§ Set exercise
Show all lines from the listing below that contain "municipais".

§ The data
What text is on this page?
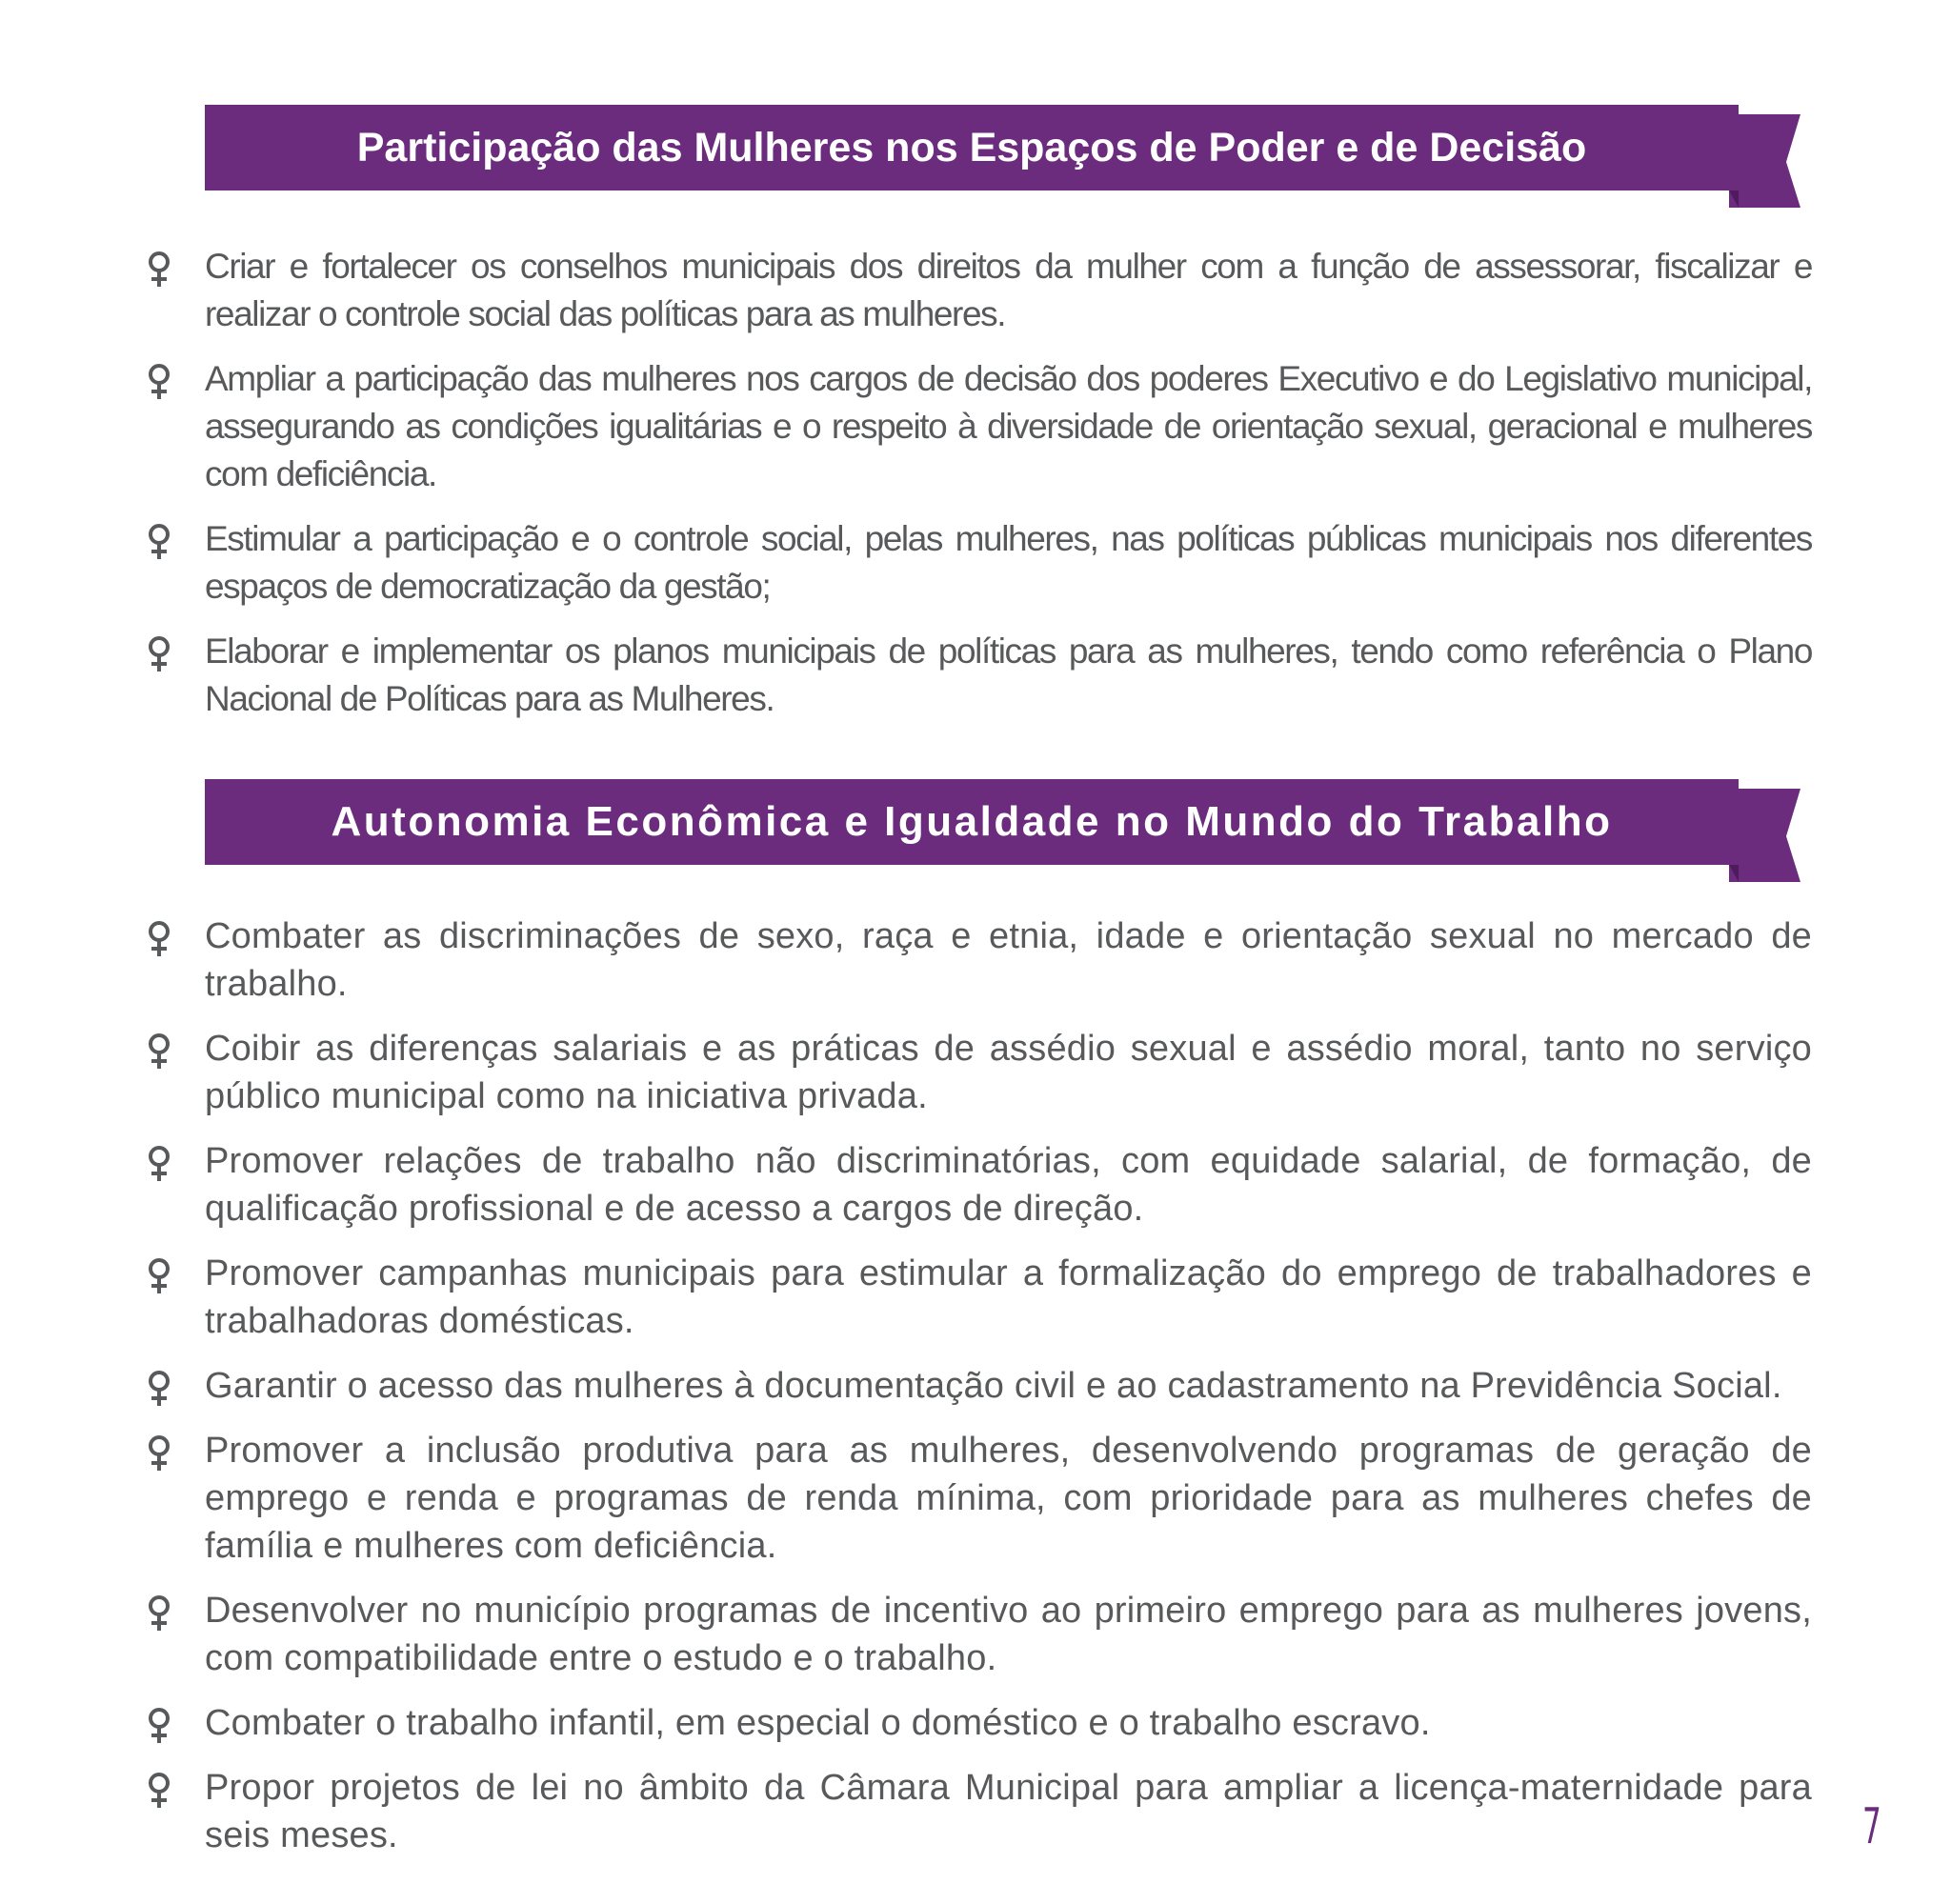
Participação das Mulheres nos Espaços de Poder e de Decisão
Criar e fortalecer os conselhos municipais dos direitos da mulher com a função de assessorar, fiscalizar e realizar o controle social das políticas para as mulheres.
Ampliar a participação das mulheres nos cargos de decisão dos poderes Executivo e do Legislativo municipal, assegurando as condições igualitárias e o respeito à diversidade de orientação sexual, geracional e mulheres com deficiência.
Estimular a participação e o controle social, pelas mulheres, nas políticas públicas municipais nos diferentes espaços de democratização da gestão;
Elaborar e implementar os planos municipais de políticas para as mulheres, tendo como referência o Plano Nacional de Políticas para as Mulheres.
Autonomia Econômica e Igualdade no Mundo do Trabalho
Combater as discriminações de sexo, raça e etnia, idade e orientação sexual no mercado de trabalho.
Coibir as diferenças salariais e as práticas de assédio sexual e assédio moral, tanto no serviço público municipal como na iniciativa privada.
Promover relações de trabalho não discriminatórias, com equidade salarial, de formação, de qualificação profissional e de acesso a cargos de direção.
Promover campanhas municipais para estimular a formalização do emprego de trabalhadores e trabalhadoras domésticas.
Garantir o acesso das mulheres à documentação civil e ao cadastramento na Previdência Social.
Promover a inclusão produtiva para as mulheres, desenvolvendo programas de geração de emprego e renda e programas de renda mínima, com prioridade para as mulheres chefes de família e mulheres com deficiência.
Desenvolver no município programas de incentivo ao primeiro emprego para as mulheres jovens, com compatibilidade entre o estudo e o trabalho.
Combater o trabalho infantil, em especial o doméstico e o trabalho escravo.
Propor projetos de lei no âmbito da Câmara Municipal para ampliar a licença-maternidade para seis meses.	7
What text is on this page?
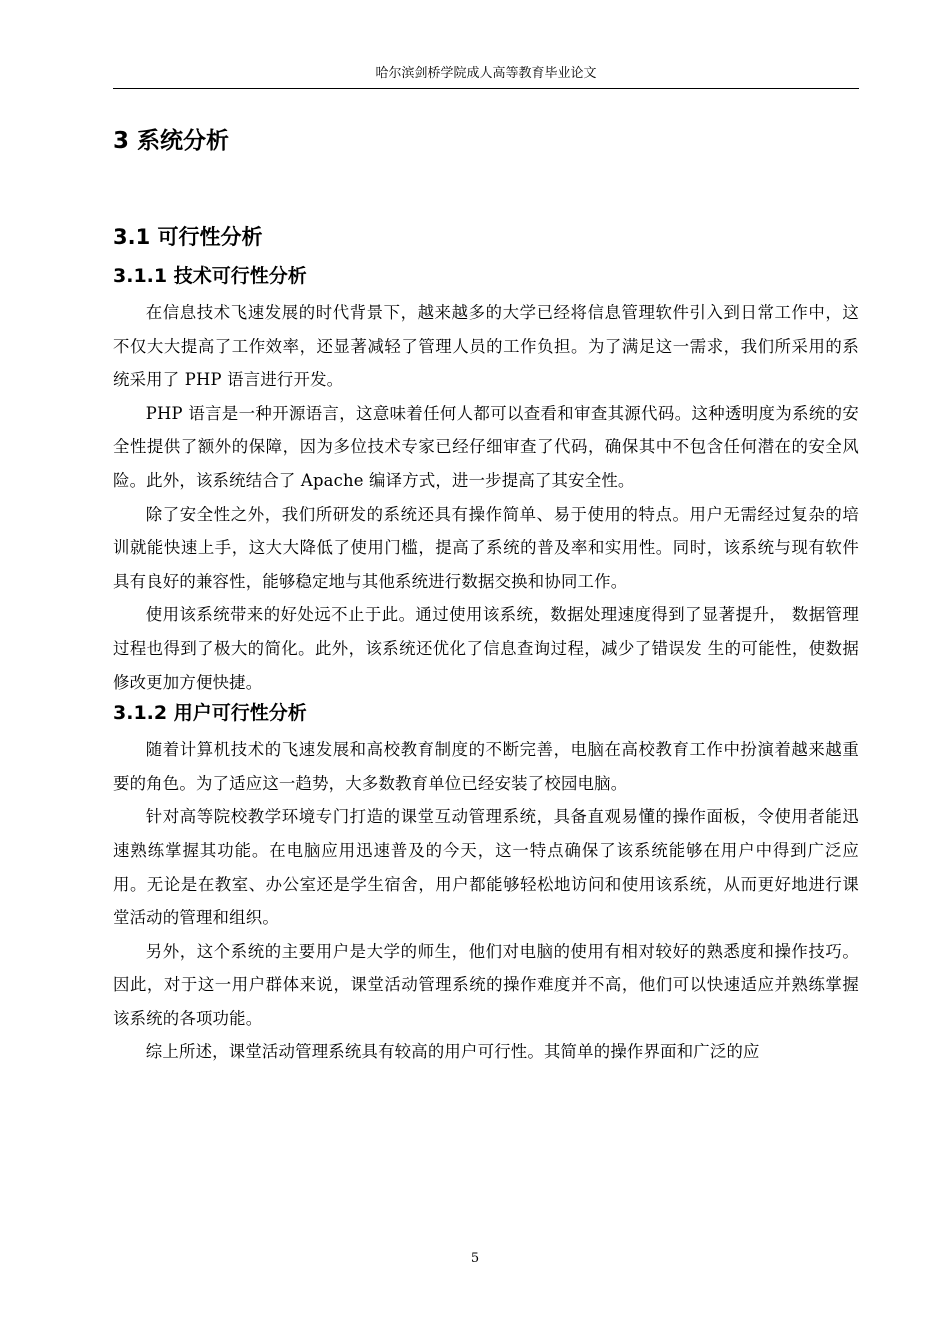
哈尔滨剑桥学院成人高等教育毕业论文
3 系统分析
3.1 可行性分析
3.1.1 技术可行性分析

在信息技术飞速发展的时代背景下，越来越多的大学已经将信息管理软件引入到日常工作中，这不仅大大提高了工作效率，还显著减轻了管理人员的工作负担。为了满足这一需求，我们所采用的系统采用了 PHP 语言进行开发。

PHP 语言是一种开源语言，这意味着任何人都可以查看和审查其源代码。这种透明度为系统的安全性提供了额外的保障，因为多位技术专家已经仔细审查了代码，确保其中不包含任何潜在的安全风险。此外，该系统结合了 Apache 编译方式，进一步提高了其安全性。

除了安全性之外，我们所研发的系统还具有操作简单、易于使用的特点。用户无需经过复杂的培训就能快速上手，这大大降低了使用门槛，提高了系统的普及率和实用性。同时，该系统与现有软件具有良好的兼容性，能够稳定地与其他系统进行数据交换和协同工作。

使用该系统带来的好处远不止于此。通过使用该系统，数据处理速度得到了显著提升， 数据管理过程也得到了极大的简化。此外，该系统还优化了信息查询过程，减少了错误发 生的可能性，使数据修改更加方便快捷。

3.1.2 用户可行性分析

随着计算机技术的飞速发展和高校教育制度的不断完善，电脑在高校教育工作中扮演着越来越重要的角色。为了适应这一趋势，大多数教育单位已经安装了校园电脑。

针对高等院校教学环境专门打造的课堂互动管理系统，具备直观易懂的操作面板，令使用者能迅速熟练掌握其功能。在电脑应用迅速普及的今天，这一特点确保了该系统能够在用户中得到广泛应用。无论是在教室、办公室还是学生宿舍，用户都能够轻松地访问和使用该系统，从而更好地进行课堂活动的管理和组织。

另外，这个系统的主要用户是大学的师生，他们对电脑的使用有相对较好的熟悉度和操作技巧。因此，对于这一用户群体来说，课堂活动管理系统的操作难度并不高，他们可以快速适应并熟练掌握该系统的各项功能。

综上所述，课堂活动管理系统具有较高的用户可行性。其简单的操作界面和广泛的应

5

§ Solution for this exercise
Criar e fortalecer os conselhos municipais dos direitos da mulher com a função de assessorar, fiscalizar e realizar o controle social das políticas para as mulheres.
Estimular a participação e o controle social, pelas mulheres, nas políticas públicas municipais nos diferentes espaços de democratização da gestão;
Elaborar e implementar os planos municipais de políticas para as mulheres, tendo como referência o Plano Nacional de Políticas para as Mulheres.
Promover campanhas municipais para estimular a formalização do emprego de trabalhadores e trabalhadoras domésticas.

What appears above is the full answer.